* _Record excerpts_:
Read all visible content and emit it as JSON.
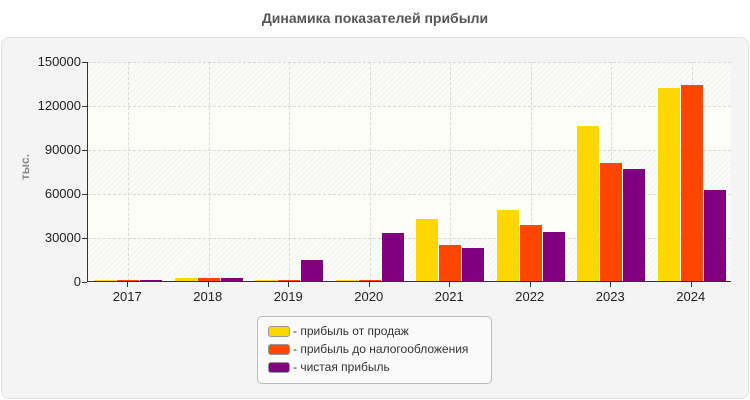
{
  "chart_data": {
    "type": "bar",
    "title": "Динамика показателей прибыли",
    "xlabel": "",
    "ylabel": "тыс.",
    "ylim": [
      0,
      150000
    ],
    "yticks": [
      0,
      30000,
      60000,
      90000,
      120000,
      150000
    ],
    "grid": true,
    "legend_position": "bottom",
    "categories": [
      "2017",
      "2018",
      "2019",
      "2020",
      "2021",
      "2022",
      "2023",
      "2024"
    ],
    "series": [
      {
        "name": "прибыль от продаж",
        "color": "#FFD700",
        "values": [
          900,
          2000,
          900,
          900,
          42000,
          48200,
          105900,
          131800
        ]
      },
      {
        "name": "прибыль до налогообложения",
        "color": "#FF4500",
        "values": [
          900,
          2000,
          900,
          900,
          24700,
          38000,
          80700,
          133900
        ]
      },
      {
        "name": "чистая прибыль",
        "color": "#800080",
        "values": [
          900,
          2000,
          14500,
          33000,
          22600,
          33600,
          76600,
          62300
        ]
      }
    ]
  },
  "legend": {
    "items": [
      {
        "label": "- прибыль от продаж",
        "color": "#FFD700"
      },
      {
        "label": "- прибыль до налогообложения",
        "color": "#FF4500"
      },
      {
        "label": "- чистая прибыль",
        "color": "#800080"
      }
    ]
  }
}
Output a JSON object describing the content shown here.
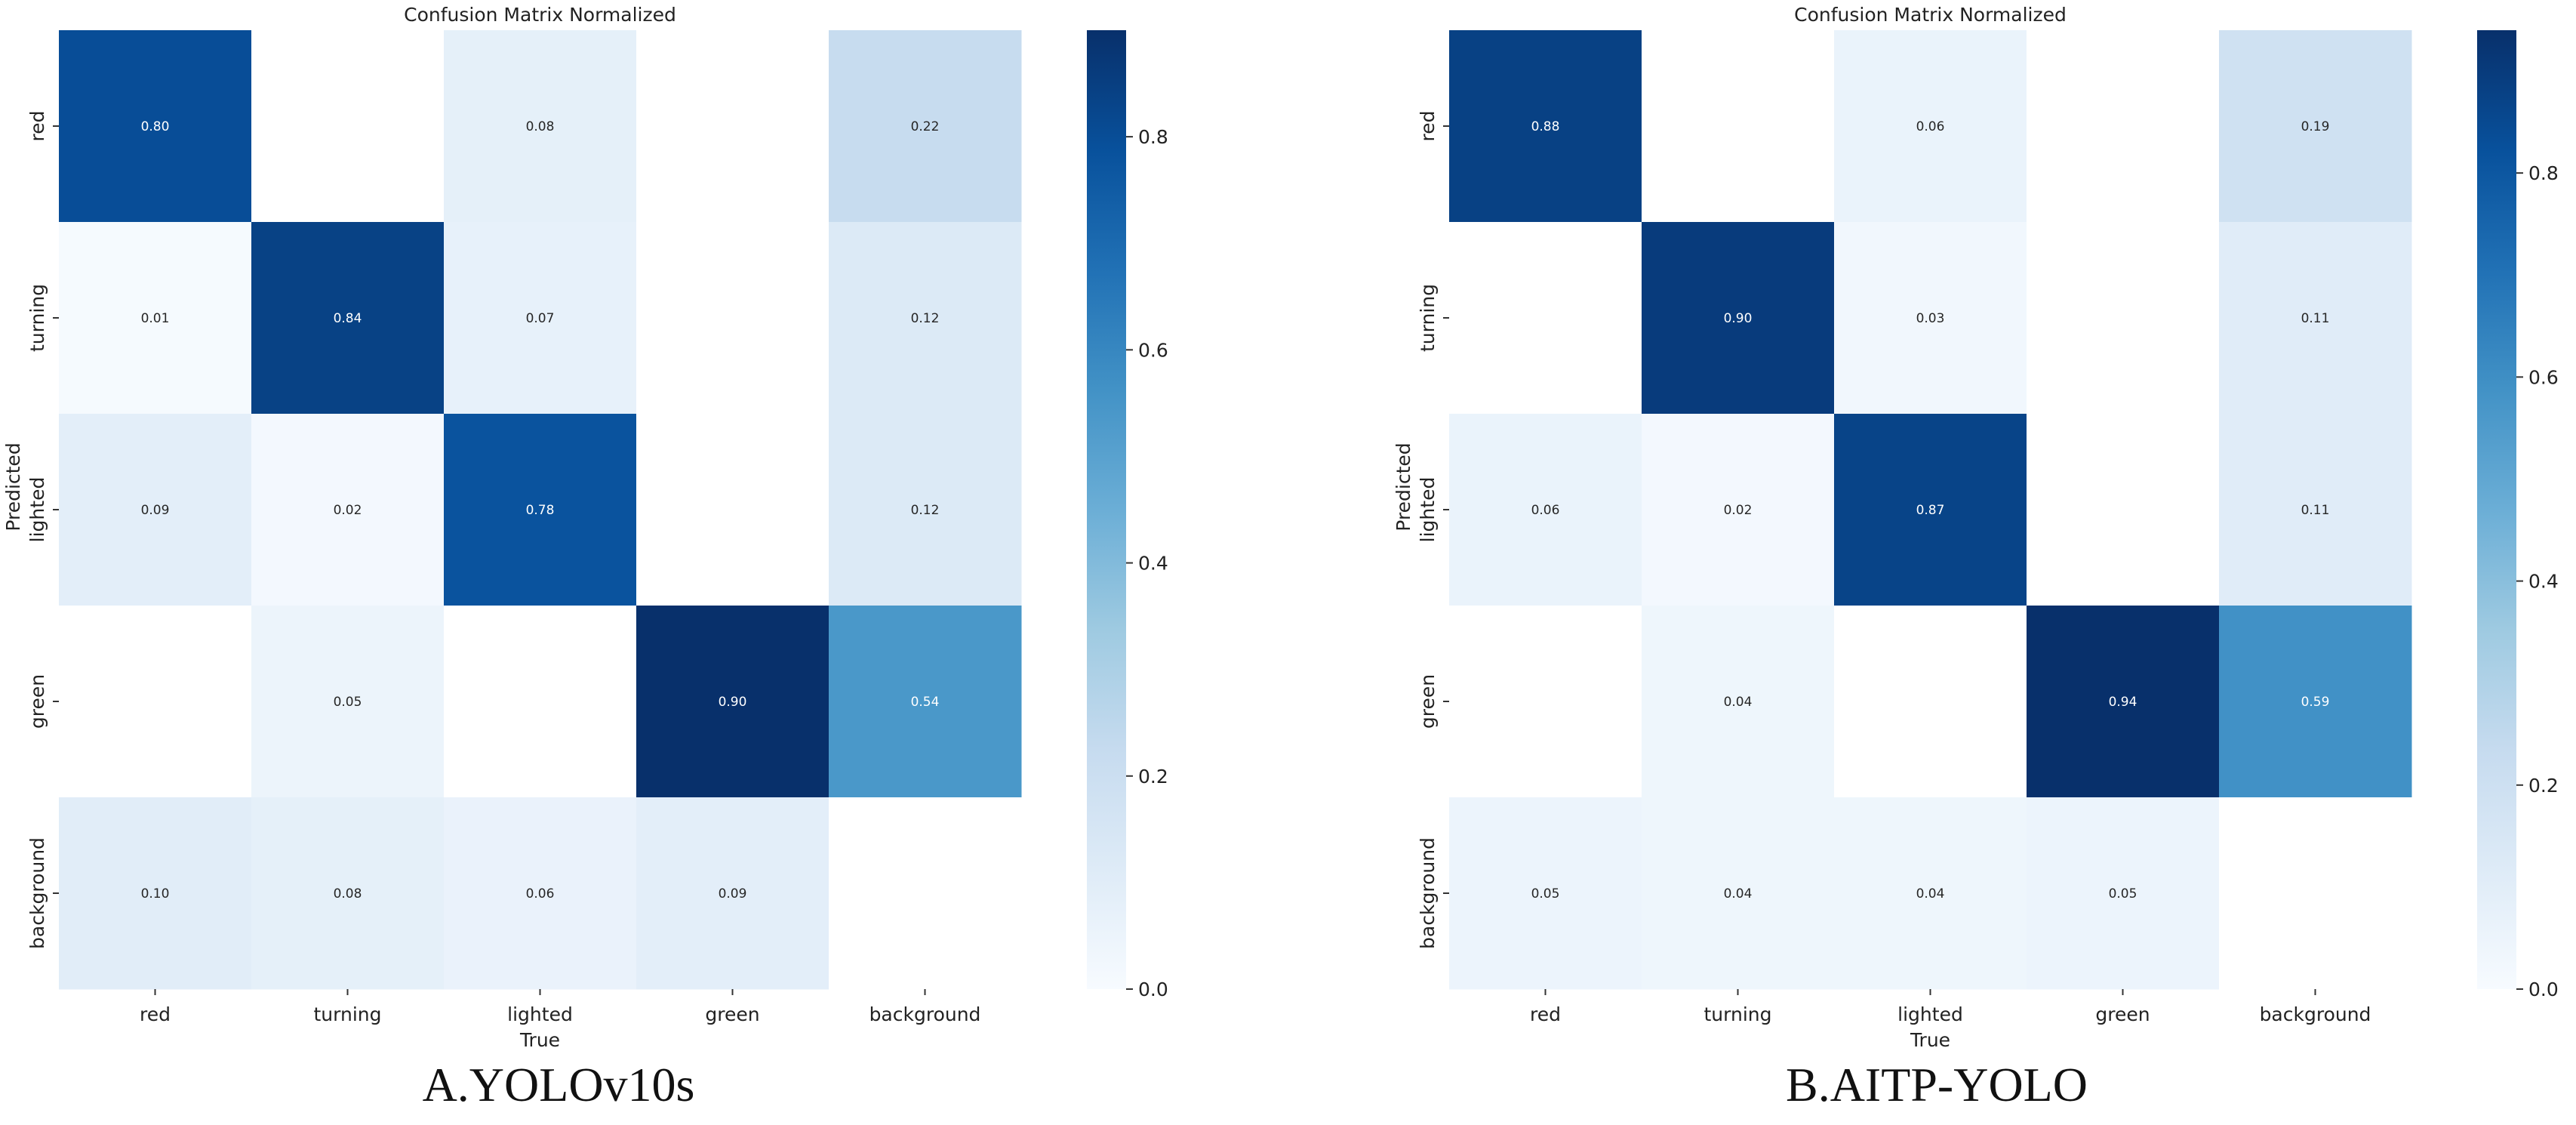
{
  "figure": {
    "captions": [
      "A.YOLOv10s",
      "B.AITP-YOLO"
    ]
  },
  "colormap": {
    "name": "Blues",
    "stops": [
      "#f7fbff",
      "#deebf7",
      "#c6dbef",
      "#9ecae1",
      "#6baed6",
      "#4292c6",
      "#2171b5",
      "#08519c",
      "#08306b"
    ]
  },
  "chart_data": [
    {
      "type": "heatmap",
      "title": "Confusion Matrix Normalized",
      "xlabel": "True",
      "ylabel": "Predicted",
      "x_categories": [
        "red",
        "turning",
        "lighted",
        "green",
        "background"
      ],
      "y_categories": [
        "red",
        "turning",
        "lighted",
        "green",
        "background"
      ],
      "values": [
        [
          0.8,
          null,
          0.08,
          null,
          0.22
        ],
        [
          0.01,
          0.84,
          0.07,
          null,
          0.12
        ],
        [
          0.09,
          0.02,
          0.78,
          null,
          0.12
        ],
        [
          null,
          0.05,
          null,
          0.9,
          0.54
        ],
        [
          0.1,
          0.08,
          0.06,
          0.09,
          null
        ]
      ],
      "value_labels": [
        [
          "0.80",
          "",
          "0.08",
          "",
          "0.22"
        ],
        [
          "0.01",
          "0.84",
          "0.07",
          "",
          "0.12"
        ],
        [
          "0.09",
          "0.02",
          "0.78",
          "",
          "0.12"
        ],
        [
          "",
          "0.05",
          "",
          "0.90",
          "0.54"
        ],
        [
          "0.10",
          "0.08",
          "0.06",
          "0.09",
          ""
        ]
      ],
      "colorbar": {
        "range": [
          0.0,
          0.9
        ],
        "ticks": [
          0.0,
          0.2,
          0.4,
          0.6,
          0.8
        ],
        "tick_labels": [
          "0.0",
          "0.2",
          "0.4",
          "0.6",
          "0.8"
        ]
      }
    },
    {
      "type": "heatmap",
      "title": "Confusion Matrix Normalized",
      "xlabel": "True",
      "ylabel": "Predicted",
      "x_categories": [
        "red",
        "turning",
        "lighted",
        "green",
        "background"
      ],
      "y_categories": [
        "red",
        "turning",
        "lighted",
        "green",
        "background"
      ],
      "values": [
        [
          0.88,
          null,
          0.06,
          null,
          0.19
        ],
        [
          null,
          0.9,
          0.03,
          null,
          0.11
        ],
        [
          0.06,
          0.02,
          0.87,
          null,
          0.11
        ],
        [
          null,
          0.04,
          null,
          0.94,
          0.59
        ],
        [
          0.05,
          0.04,
          0.04,
          0.05,
          null
        ]
      ],
      "value_labels": [
        [
          "0.88",
          "",
          "0.06",
          "",
          "0.19"
        ],
        [
          "",
          "0.90",
          "0.03",
          "",
          "0.11"
        ],
        [
          "0.06",
          "0.02",
          "0.87",
          "",
          "0.11"
        ],
        [
          "",
          "0.04",
          "",
          "0.94",
          "0.59"
        ],
        [
          "0.05",
          "0.04",
          "0.04",
          "0.05",
          ""
        ]
      ],
      "colorbar": {
        "range": [
          0.0,
          0.94
        ],
        "ticks": [
          0.0,
          0.2,
          0.4,
          0.6,
          0.8
        ],
        "tick_labels": [
          "0.0",
          "0.2",
          "0.4",
          "0.6",
          "0.8"
        ]
      }
    }
  ]
}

* _Your goal_: Transcribe every record above exactly, leaving out the pictures.

* _Exercise solution_:
Read all visible content and emit it as JSON.
{
  "chart_data": {
    "type": "bar",
    "title": "Динамика показателей прибыли",
    "xlabel": "",
    "ylabel": "тыс.",
    "ylim": [
      0,
      150000
    ],
    "yticks": [
      0,
      30000,
      60000,
      90000,
      120000,
      150000
    ],
    "grid": true,
    "legend_position": "bottom",
    "categories": [
      "2017",
      "2018",
      "2019",
      "2020",
      "2021",
      "2022",
      "2023",
      "2024"
    ],
    "series": [
      {
        "name": "прибыль от продаж",
        "color": "#FFD700",
        "values": [
          900,
          2000,
          900,
          900,
          42000,
          48200,
          105900,
          131800
        ]
      },
      {
        "name": "прибыль до налогообложения",
        "color": "#FF4500",
        "values": [
          900,
          2000,
          900,
          900,
          24700,
          38000,
          80700,
          133900
        ]
      },
      {
        "name": "чистая прибыль",
        "color": "#800080",
        "values": [
          900,
          2000,
          14500,
          33000,
          22600,
          33600,
          76600,
          62300
        ]
      }
    ]
  },
  "legend": {
    "items": [
      {
        "label": "- прибыль от продаж",
        "color": "#FFD700"
      },
      {
        "label": "- прибыль до налогообложения",
        "color": "#FF4500"
      },
      {
        "label": "- чистая прибыль",
        "color": "#800080"
      }
    ]
  }
}
Output a JSON object describing the content shown here.
{
  "figure": {
    "captions": [
      "A.YOLOv10s",
      "B.AITP-YOLO"
    ]
  },
  "colormap": {
    "name": "Blues",
    "stops": [
      "#f7fbff",
      "#deebf7",
      "#c6dbef",
      "#9ecae1",
      "#6baed6",
      "#4292c6",
      "#2171b5",
      "#08519c",
      "#08306b"
    ]
  },
  "chart_data": [
    {
      "type": "heatmap",
      "title": "Confusion Matrix Normalized",
      "xlabel": "True",
      "ylabel": "Predicted",
      "x_categories": [
        "red",
        "turning",
        "lighted",
        "green",
        "background"
      ],
      "y_categories": [
        "red",
        "turning",
        "lighted",
        "green",
        "background"
      ],
      "values": [
        [
          0.8,
          null,
          0.08,
          null,
          0.22
        ],
        [
          0.01,
          0.84,
          0.07,
          null,
          0.12
        ],
        [
          0.09,
          0.02,
          0.78,
          null,
          0.12
        ],
        [
          null,
          0.05,
          null,
          0.9,
          0.54
        ],
        [
          0.1,
          0.08,
          0.06,
          0.09,
          null
        ]
      ],
      "value_labels": [
        [
          "0.80",
          "",
          "0.08",
          "",
          "0.22"
        ],
        [
          "0.01",
          "0.84",
          "0.07",
          "",
          "0.12"
        ],
        [
          "0.09",
          "0.02",
          "0.78",
          "",
          "0.12"
        ],
        [
          "",
          "0.05",
          "",
          "0.90",
          "0.54"
        ],
        [
          "0.10",
          "0.08",
          "0.06",
          "0.09",
          ""
        ]
      ],
      "colorbar": {
        "range": [
          0.0,
          0.9
        ],
        "ticks": [
          0.0,
          0.2,
          0.4,
          0.6,
          0.8
        ],
        "tick_labels": [
          "0.0",
          "0.2",
          "0.4",
          "0.6",
          "0.8"
        ]
      }
    },
    {
      "type": "heatmap",
      "title": "Confusion Matrix Normalized",
      "xlabel": "True",
      "ylabel": "Predicted",
      "x_categories": [
        "red",
        "turning",
        "lighted",
        "green",
        "background"
      ],
      "y_categories": [
        "red",
        "turning",
        "lighted",
        "green",
        "background"
      ],
      "values": [
        [
          0.88,
          null,
          0.06,
          null,
          0.19
        ],
        [
          null,
          0.9,
          0.03,
          null,
          0.11
        ],
        [
          0.06,
          0.02,
          0.87,
          null,
          0.11
        ],
        [
          null,
          0.04,
          null,
          0.94,
          0.59
        ],
        [
          0.05,
          0.04,
          0.04,
          0.05,
          null
        ]
      ],
      "value_labels": [
        [
          "0.88",
          "",
          "0.06",
          "",
          "0.19"
        ],
        [
          "",
          "0.90",
          "0.03",
          "",
          "0.11"
        ],
        [
          "0.06",
          "0.02",
          "0.87",
          "",
          "0.11"
        ],
        [
          "",
          "0.04",
          "",
          "0.94",
          "0.59"
        ],
        [
          "0.05",
          "0.04",
          "0.04",
          "0.05",
          ""
        ]
      ],
      "colorbar": {
        "range": [
          0.0,
          0.94
        ],
        "ticks": [
          0.0,
          0.2,
          0.4,
          0.6,
          0.8
        ],
        "tick_labels": [
          "0.0",
          "0.2",
          "0.4",
          "0.6",
          "0.8"
        ]
      }
    }
  ]
}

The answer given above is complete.